##### Material supplied #####
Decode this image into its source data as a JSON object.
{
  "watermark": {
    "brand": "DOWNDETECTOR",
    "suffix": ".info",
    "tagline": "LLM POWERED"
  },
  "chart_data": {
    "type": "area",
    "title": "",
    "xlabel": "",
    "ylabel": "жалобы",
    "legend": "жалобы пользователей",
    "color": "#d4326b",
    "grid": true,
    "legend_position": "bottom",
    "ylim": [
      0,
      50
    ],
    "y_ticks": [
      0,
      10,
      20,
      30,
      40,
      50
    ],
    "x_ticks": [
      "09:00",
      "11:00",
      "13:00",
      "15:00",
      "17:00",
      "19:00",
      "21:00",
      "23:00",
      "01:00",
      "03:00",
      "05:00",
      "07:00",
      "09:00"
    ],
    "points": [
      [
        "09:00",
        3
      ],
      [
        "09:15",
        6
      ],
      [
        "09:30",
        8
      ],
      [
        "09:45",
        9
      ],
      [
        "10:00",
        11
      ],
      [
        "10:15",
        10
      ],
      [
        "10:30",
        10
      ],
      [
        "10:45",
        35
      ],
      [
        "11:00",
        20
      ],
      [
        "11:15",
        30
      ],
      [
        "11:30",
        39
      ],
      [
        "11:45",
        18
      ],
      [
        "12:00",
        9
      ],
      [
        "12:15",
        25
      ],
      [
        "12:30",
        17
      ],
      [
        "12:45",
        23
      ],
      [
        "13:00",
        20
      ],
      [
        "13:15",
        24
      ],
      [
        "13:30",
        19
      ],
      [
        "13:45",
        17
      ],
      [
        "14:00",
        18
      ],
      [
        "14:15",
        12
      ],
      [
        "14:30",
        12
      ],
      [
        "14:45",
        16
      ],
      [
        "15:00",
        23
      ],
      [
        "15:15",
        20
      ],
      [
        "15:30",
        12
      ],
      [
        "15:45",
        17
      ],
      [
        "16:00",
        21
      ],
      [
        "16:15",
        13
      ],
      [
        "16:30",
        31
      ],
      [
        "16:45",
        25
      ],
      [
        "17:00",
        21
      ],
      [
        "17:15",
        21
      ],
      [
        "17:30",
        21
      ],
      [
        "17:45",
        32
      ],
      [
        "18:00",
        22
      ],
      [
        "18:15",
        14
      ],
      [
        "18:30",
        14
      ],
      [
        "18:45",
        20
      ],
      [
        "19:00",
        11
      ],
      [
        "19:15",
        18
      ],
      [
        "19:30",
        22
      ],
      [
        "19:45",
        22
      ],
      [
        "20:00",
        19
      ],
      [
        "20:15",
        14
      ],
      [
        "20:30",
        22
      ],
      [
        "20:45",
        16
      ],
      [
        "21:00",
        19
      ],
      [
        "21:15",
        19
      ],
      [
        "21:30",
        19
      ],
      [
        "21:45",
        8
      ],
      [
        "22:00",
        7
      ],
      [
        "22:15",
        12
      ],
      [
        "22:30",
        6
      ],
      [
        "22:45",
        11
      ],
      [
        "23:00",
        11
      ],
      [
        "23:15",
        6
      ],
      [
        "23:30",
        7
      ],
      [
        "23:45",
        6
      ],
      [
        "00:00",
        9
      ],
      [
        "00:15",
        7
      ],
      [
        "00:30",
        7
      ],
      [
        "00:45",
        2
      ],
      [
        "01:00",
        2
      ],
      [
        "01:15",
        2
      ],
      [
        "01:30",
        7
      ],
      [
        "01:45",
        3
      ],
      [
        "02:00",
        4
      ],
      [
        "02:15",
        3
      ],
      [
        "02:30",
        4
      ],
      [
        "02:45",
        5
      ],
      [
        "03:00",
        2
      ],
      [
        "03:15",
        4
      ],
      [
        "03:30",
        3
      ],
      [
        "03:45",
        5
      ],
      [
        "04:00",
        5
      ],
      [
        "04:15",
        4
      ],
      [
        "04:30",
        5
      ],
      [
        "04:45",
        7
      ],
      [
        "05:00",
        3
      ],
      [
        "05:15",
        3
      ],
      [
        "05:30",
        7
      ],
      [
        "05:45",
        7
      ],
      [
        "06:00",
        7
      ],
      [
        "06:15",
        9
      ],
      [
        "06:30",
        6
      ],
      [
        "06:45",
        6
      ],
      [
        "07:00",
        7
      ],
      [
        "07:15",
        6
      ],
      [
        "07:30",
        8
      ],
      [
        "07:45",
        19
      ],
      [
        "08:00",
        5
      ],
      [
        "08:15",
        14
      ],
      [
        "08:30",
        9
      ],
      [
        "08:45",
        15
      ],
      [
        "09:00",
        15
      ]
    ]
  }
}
#####
Task instructions | Check each line above for the string "жалобы", then copy the ones that have it.

Correct answer |
    "ylabel": "жалобы",
    "legend": "жалобы пользователей",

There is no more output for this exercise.